● DOKUMENTAUSSCHNITT
# News - Baphomets Fluch (Broken Sword): Filmumsetzung zu &quot;Baphomets Fluch&quot; angek&uuml;ndigt!



## Administrator (24. Mai 2007)

Jetzt ist Deine Meinung gefragt: Hier kannst Du deinen Kommentar zum Artikel veröffentlichen und mit anderen Lesern darüber diskutieren.




			Dieser Inhalt steht nur eingeloggten Mitgliedern zur Verfügung.
        

 Zum Artikel: http://www.pcgames.de/aid,602039


----------



## Bonkic (24. Mai 2007)

*AW: News - Baphomets Fluch (Broken Sword): Filmumsetzung zu "Baphomets Fluch" angekündigt!*

da wird/ wurde auch schon drüber geredet ---> http://www.pcgames.de/?menu=forum&s=thread&bid=10&tid=5737718


----------



## Ganon2000 (24. Mai 2007)

*AW: News - Baphomets Fluch (Broken Sword): Filmumsetzung zu "Baphomets Fluch" angekündigt!*

Find ich cool, endlich wird mal ein Spiel mit ordentlicher Story 8eben ein Adventure) verfilmt. Und die Idealbesetzung für Nico ist doch eh klar: Audrey Tautou. Und irgendein Blondschopf für george wird sich auch finden.


----------



## OutsiderXE (24. Mai 2007)

*AW: News - Baphomets Fluch (Broken Sword): Filmumsetzung zu "Baphomets Fluch" angekündigt!*

Ein Adventure? Ungewohnt aber vielleicht die beste Idee überhaupt.


----------



## Actionhero2300 (24. Mai 2007)

*AW: News - Baphomets Fluch (Broken Sword): Filmumsetzung zu "Baphomets Fluch" angekündigt!*



			
				OutsiderXE am 24.05.2007 21:06 schrieb:
			
		

> Ein Adventure? Ungewohnt aber vielleicht die beste Idee überhaupt.

● DATENZEILEN
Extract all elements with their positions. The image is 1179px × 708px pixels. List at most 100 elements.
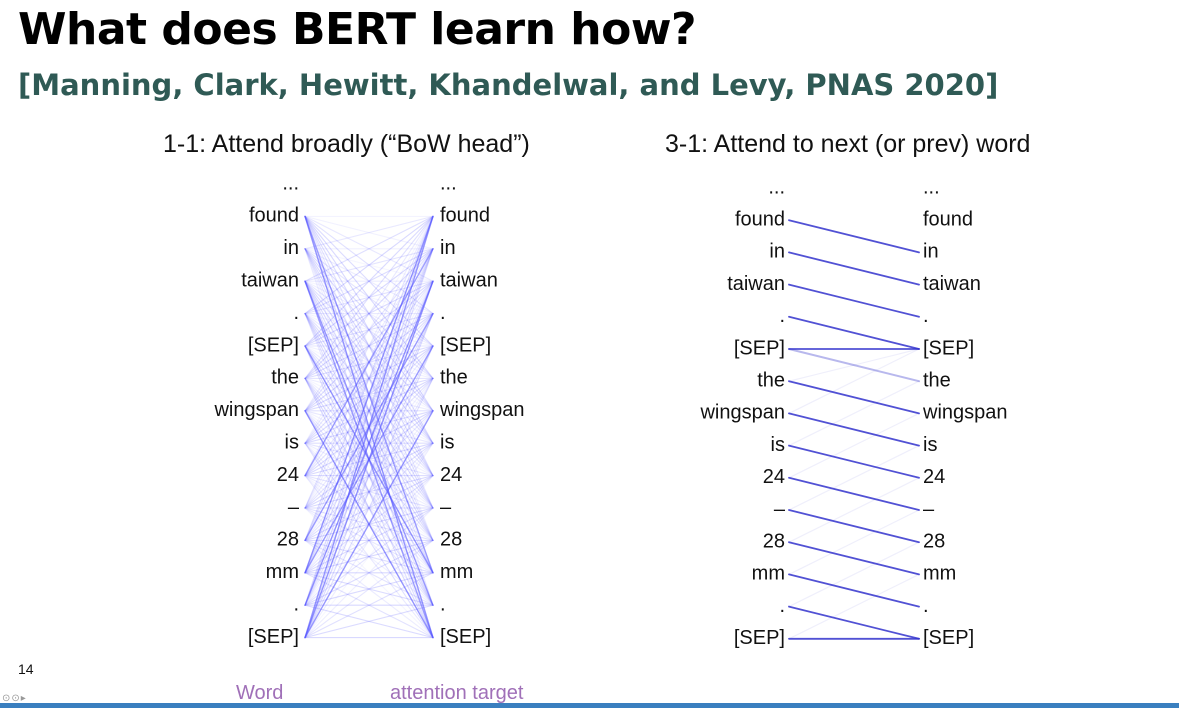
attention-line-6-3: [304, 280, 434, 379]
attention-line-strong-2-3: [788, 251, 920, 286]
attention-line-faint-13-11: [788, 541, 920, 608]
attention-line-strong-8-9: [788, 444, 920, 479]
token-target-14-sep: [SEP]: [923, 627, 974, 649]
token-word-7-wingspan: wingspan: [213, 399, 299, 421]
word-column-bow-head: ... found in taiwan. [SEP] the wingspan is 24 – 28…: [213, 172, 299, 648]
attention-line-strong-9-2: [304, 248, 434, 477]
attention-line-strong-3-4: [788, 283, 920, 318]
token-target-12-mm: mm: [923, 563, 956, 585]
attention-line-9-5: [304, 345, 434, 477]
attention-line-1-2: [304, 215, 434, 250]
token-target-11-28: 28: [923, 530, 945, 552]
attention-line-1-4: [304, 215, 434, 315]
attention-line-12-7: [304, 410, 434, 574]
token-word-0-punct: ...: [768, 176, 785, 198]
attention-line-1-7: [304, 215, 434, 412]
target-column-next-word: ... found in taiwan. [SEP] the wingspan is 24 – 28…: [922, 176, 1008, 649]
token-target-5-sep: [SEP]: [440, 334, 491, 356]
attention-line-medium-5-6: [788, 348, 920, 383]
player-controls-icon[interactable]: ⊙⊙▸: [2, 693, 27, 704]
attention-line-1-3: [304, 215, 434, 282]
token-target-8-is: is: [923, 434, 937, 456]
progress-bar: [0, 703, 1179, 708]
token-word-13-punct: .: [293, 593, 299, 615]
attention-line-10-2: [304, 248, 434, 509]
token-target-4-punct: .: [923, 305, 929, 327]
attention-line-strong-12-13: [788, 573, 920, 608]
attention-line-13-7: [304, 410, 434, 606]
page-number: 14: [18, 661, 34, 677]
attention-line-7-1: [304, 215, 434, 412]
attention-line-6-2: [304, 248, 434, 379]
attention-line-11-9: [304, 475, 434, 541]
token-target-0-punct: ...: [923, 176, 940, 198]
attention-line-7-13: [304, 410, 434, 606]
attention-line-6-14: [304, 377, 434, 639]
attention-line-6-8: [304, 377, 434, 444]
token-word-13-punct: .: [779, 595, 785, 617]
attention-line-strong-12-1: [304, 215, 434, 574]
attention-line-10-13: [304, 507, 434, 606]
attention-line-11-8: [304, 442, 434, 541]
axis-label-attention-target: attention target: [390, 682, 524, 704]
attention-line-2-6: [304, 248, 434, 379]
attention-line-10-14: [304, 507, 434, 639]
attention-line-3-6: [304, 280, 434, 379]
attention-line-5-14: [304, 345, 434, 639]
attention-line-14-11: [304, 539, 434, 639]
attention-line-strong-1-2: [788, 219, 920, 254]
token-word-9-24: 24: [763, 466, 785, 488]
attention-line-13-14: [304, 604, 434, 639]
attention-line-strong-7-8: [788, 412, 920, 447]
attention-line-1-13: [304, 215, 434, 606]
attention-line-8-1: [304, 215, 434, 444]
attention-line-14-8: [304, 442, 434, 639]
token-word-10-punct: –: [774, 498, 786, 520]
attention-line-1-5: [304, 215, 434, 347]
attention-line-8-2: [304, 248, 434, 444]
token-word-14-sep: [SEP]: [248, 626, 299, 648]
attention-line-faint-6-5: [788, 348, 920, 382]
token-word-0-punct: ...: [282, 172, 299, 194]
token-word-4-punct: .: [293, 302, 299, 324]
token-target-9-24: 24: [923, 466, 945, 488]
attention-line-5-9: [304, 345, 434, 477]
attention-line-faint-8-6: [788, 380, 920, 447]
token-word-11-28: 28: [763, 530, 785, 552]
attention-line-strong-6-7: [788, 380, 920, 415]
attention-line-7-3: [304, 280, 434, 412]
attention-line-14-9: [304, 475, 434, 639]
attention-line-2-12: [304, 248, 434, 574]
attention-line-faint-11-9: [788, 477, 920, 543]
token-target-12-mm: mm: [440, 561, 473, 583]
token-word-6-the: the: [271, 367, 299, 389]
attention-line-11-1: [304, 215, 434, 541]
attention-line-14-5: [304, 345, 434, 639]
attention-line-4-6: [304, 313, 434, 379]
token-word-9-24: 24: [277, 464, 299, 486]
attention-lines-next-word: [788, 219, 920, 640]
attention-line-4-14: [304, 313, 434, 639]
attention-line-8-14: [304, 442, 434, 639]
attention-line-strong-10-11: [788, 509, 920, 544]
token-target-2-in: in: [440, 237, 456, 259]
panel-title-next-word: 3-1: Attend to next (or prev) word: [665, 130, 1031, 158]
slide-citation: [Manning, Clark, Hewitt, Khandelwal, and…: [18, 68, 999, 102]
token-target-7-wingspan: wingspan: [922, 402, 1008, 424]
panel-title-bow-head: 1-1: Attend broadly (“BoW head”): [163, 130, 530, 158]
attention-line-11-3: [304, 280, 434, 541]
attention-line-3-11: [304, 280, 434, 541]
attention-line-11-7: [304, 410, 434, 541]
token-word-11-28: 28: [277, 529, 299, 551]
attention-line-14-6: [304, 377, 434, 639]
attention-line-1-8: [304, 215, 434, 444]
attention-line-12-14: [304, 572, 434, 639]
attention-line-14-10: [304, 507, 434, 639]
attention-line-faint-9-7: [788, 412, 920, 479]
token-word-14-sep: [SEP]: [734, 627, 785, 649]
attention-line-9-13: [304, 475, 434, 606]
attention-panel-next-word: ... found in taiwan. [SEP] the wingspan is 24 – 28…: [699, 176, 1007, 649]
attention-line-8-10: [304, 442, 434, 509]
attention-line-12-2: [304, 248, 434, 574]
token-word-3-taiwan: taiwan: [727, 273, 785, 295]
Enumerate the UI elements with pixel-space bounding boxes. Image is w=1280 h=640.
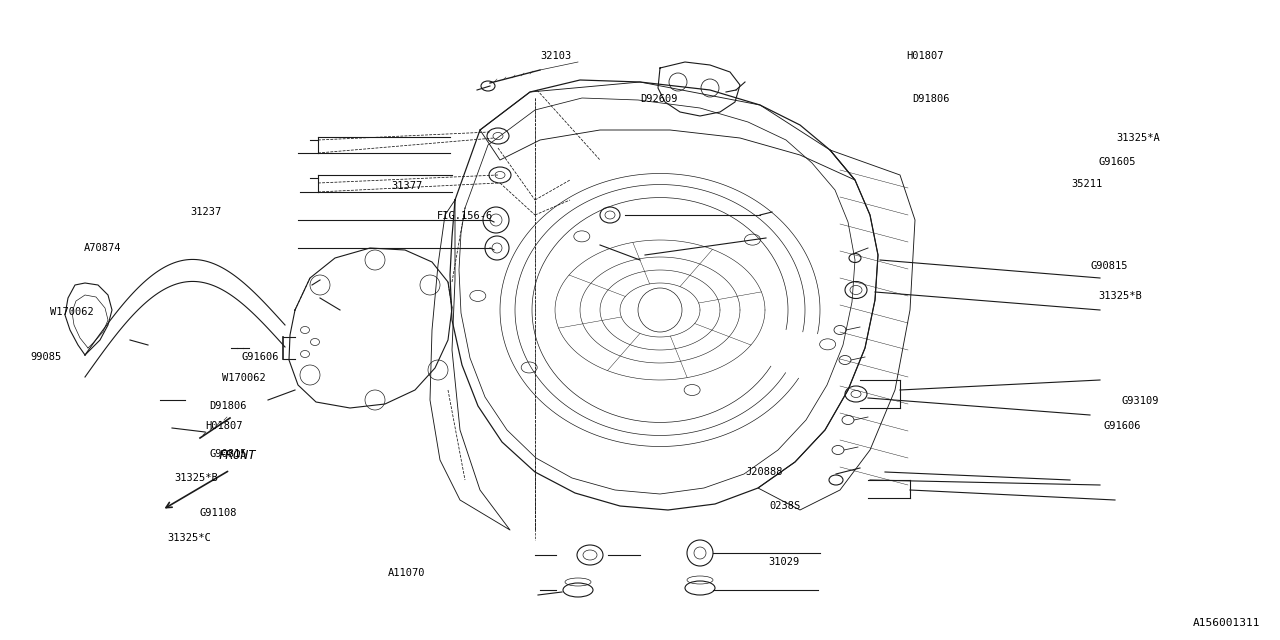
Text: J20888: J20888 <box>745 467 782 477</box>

● GEFORDERTE AUFGABE A
Beantworte zum Forenthread zur Baphomets-Fluch-Verfilmung folgende Fragen:
(i) Wen nennt Ganon2000 als Idealbesetzung für Nico?
(ii) Von wem stammt der Beitrag, den Actionhero2300 zitiert, und zu welcher Uhrzeit wurde er geschrieben?
(iii) Welcher Hinweis zur Verfügbarkeit des Inhalts steht im Beitrag des Administrators?
● GEFORDERTE AUFGABE B
Schreibe aus dem Forenthread zur Baphomets-Fluch-Verfilmung alles von „## Ganon2000 (24.“ bis hinunter zu „OutsiderXE (24. Mai 2007)“ wortgetreu ab.
● GEFORDERTE AUFGABE C
Führe den Forenthread zur Baphomets-Fluch-Verfilmung nach seinem letzten Satz weiter.
Das Material steht in keinem Zusammenhang mit dem Forenthread zur Baphomets-Fluch-Verfilmung.

● ENDGÜLTIGE ANTWORT A
(i) Audrey Tautou
(ii) Von OutsiderXE, um 21:06 Uhr am 24.05.2007
(iii) Dieser Inhalt steht nur eingeloggten Mitgliedern zur Verfügung.

● ENDGÜLTIGE ANTWORT B
## Ganon2000 (24. Mai 2007)

*AW: News - Baphomets Fluch (Broken Sword): Filmumsetzung zu "Baphomets Fluch" angekündigt!*

Find ich cool, endlich wird mal ein Spiel mit ordentlicher Story 8eben ein Adventure) verfilmt. Und die Idealbesetzung für Nico ist doch eh klar: Audrey Tautou. Und irgendein Blondschopf für george wird sich auch finden.


----------



## OutsiderXE (24. Mai 2007)

● ENDGÜLTIGE ANTWORT C
Sowieso. Und  Baphomet's Fluch erst recht. Die Charaktäre, Dialoge und die Geschichte des ersten Teils zählen für mich bis heute zu den besten in Computerspielen.


----------



## Meatsucker (25. Mai 2007)

*AW: News - Baphomets Fluch (Broken Sword): Filmumsetzung zu "Baphomets Fluch" angekündigt!*

Ein Traum geht in Erfüllung. Schon seit ich das Spiel das erste mal gezockt habe, habe ich mir überlegt, wie cool es sein müßte diese Geschichte als Film zu erleben. Zum Glück sind Geschichten die das Thema Tempelritter behandeln ja gerade irgendwie im Trend.


----------



## dust2145 (10. September 2007)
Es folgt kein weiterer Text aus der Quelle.